Written request 1:
According to the update on Ukrainian financial regulation, how many deputies' votes supported the "Split" Law in its second reading?
Written request 2:
Pick up the update on Ukrainian financial regulation after its last sentence and carry it on.

Selection:
On 12 September 2019 the “Split” Law was adopted in the second reading[1] supported with 296 of deputies’ votes. This step is expected to remove the overregulation and reduce the number of regulators on non-banking financial markets by liquidation of the National Commission for State Regulation of Financial Services Markets and splitting its functions between the National Bank of Ukraine and the National Commission for Securities and Stock Market.

The “Split” Law is now being prepared for signing and will enter into force upon its publication, however it will become fully operative only starting from 1 July 2020.

Ukraine undertook an obligation before the International Monetary Fund to adopt the “Split” Law according to the Memorandum on economic and financial policy within the new program for 2018-2020 No. 23751/0/2-18 dated 05 December 2018[2].

[1] Please see the draft law of Ukraine No. 1069-2 “On amending of certain legislative acts of Ukraine for improvement of state regulation of financial services markets” dated 06 September 2019 (the “Split” Law”)

[2] Please see the Memorandum on economic and financial policy within the new program for 2018-2020 No. 23751/0/2-18 dated 05 December 2018

With effect from 10 September 2019, the NBU has lifted the existing restriction (5 million Euro per month) on repatriation of funds received by foreign investors from the sale of securities, participatory interest and charter capital decrease in Ukrainian companies[1].

In addition, Ukrainian legal entities and individual entrepreneurs shall not be limited by the existing threshold of EUR 2,000,000 when transferring to non-residents proceeds from the sale of their property in Ukraine and income from such property. This is subject to provision to the servicing local bank of certain documents evidencing ownership by the non-resident of the property and/or the terms of its alienation.

Provided data:
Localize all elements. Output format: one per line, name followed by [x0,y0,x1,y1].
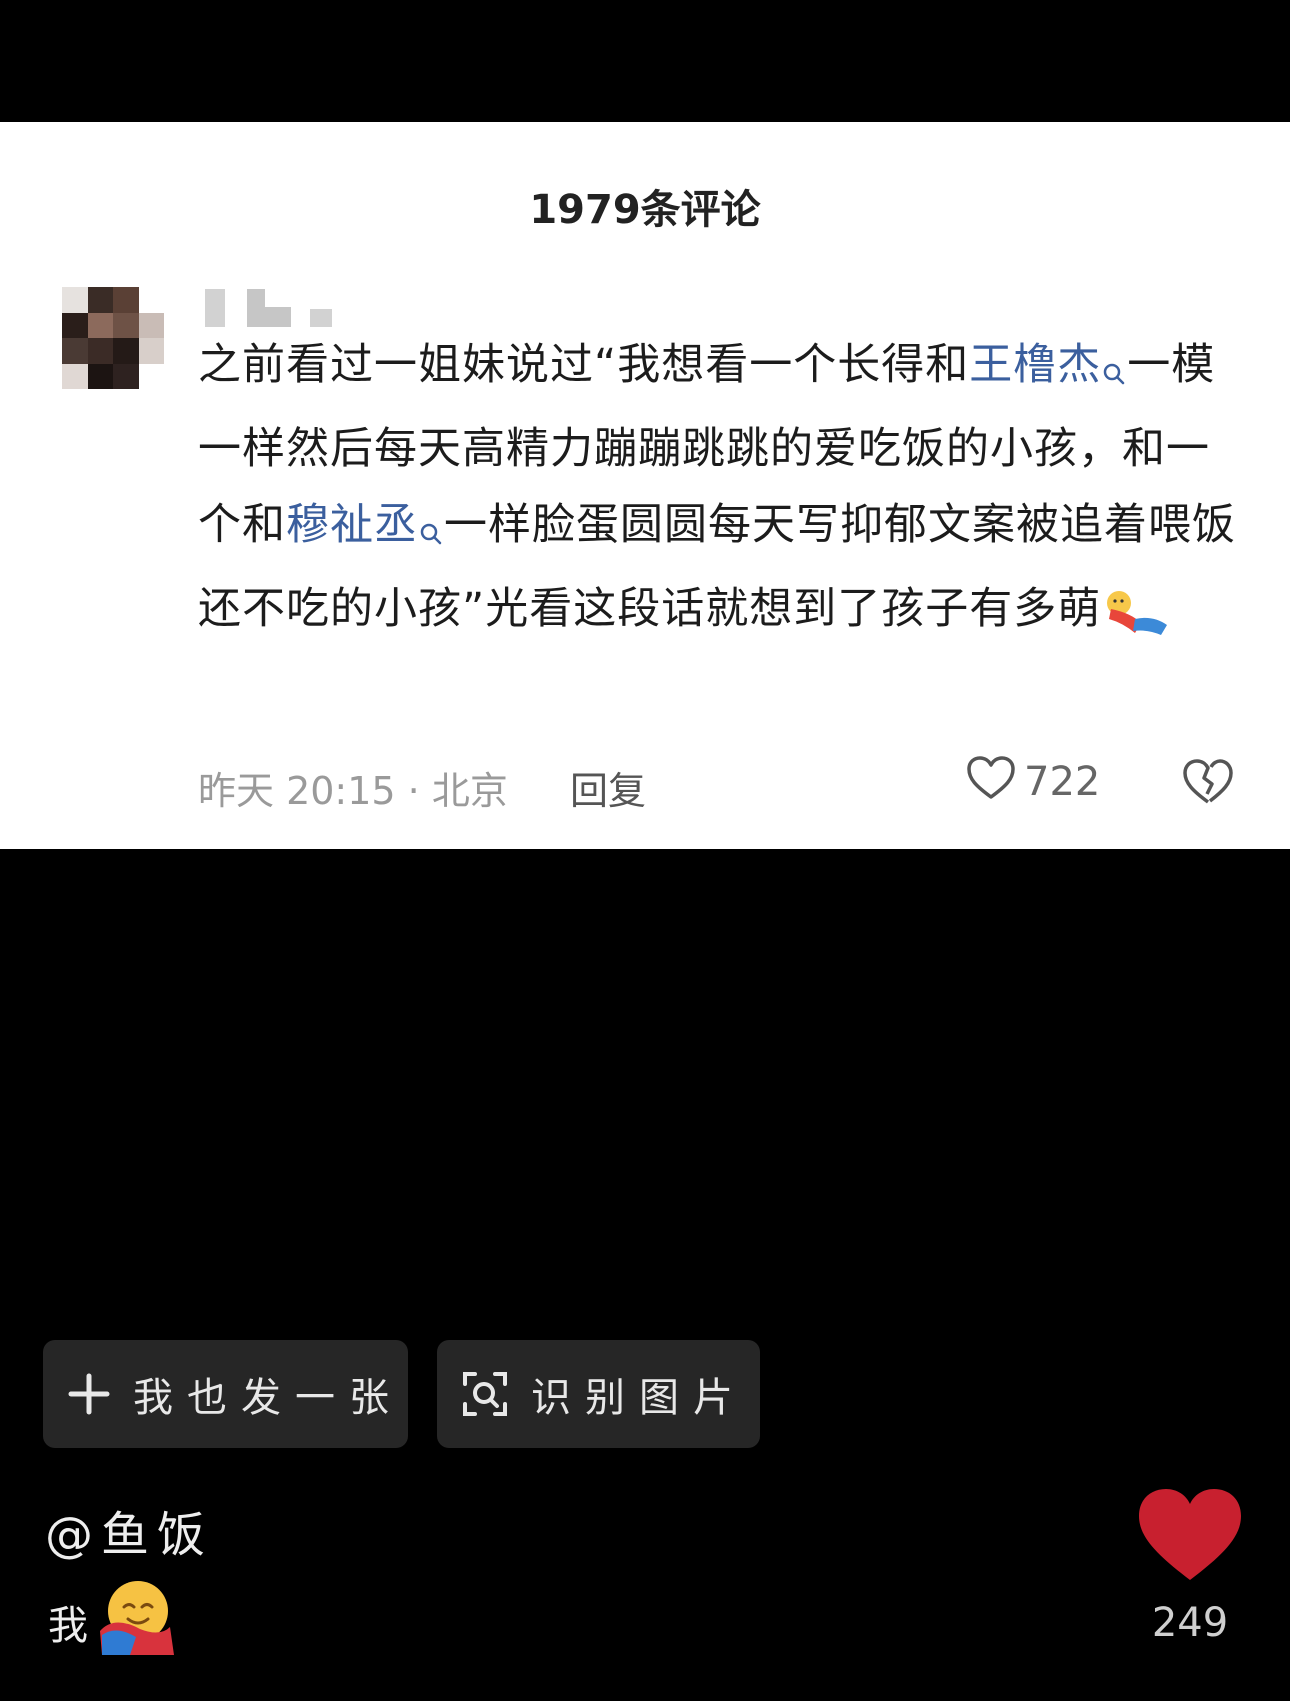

Exercise output 1:
296

Exercise output 2:
Also, the Regulator supplemented the list of transactions which may be executed through non-residents` current accounts opened in Ukraine, namely with respect to:

  • current accounts of non-resident legal entities (both in foreign and Ukrainian currency) – it has been allowed to

credit funds received from the sale of securities, real estate, participatory interest and other property as well as proceeds and other funds received in connection with it, provided that such property is not recognized a foreign investment;

  • current accounts of non-resident individuals (in Ukrainian currency) – it is allowed to credit dividends,

securities interest income and other proceeds in respect of their property located in Ukraine, provided that such payments are not connected with alienation, sale, liquidation or decreasing of charter capital.

This step is expected to give additional flexibility to foreign investors in managing their funds both in foreign and Ukrainian currency and, as a result, should accelerate foreign investments into Ukraine.

In addition, the Resolution No. 113 clarifies certain FX operations made by corporate entities and individual entrepreneurs.  Namely the operations of Ukrainian legal entities for acquisition of foreign-issued securities and domestic government loan bonds of Ukraine should comply with the established investment limit up to EUR 2,000,000.

[1] Please see NBU Resolution No. 113 “On Approval of Amendments to the Regulation on Protection Measures and Determination of the Procedure for Conduct of Particular Foreign Currency Transactions” dated 9 September 2019

With effect from 17 August 2019, the NBU has introduced easements in calculation of maximum credit exposure ratio per one counterparty. For the said purpose Ukrainian banks may now additionally recognise guarantees and irrevocable standby letters of credit issued by their parent banks, or the banks of the same international group, provided that the issuing bank has an international investment credit rating confirmed by Standard & Poor’s, or analogous rating by Moody’s Investors Service or Fitch IBCA[1]. Previously only the issuing banks of at least AA- investment rating according to Standard & Poor’s, Moody’s Investors Service or Fitch IBCA could be considered for the said purpose.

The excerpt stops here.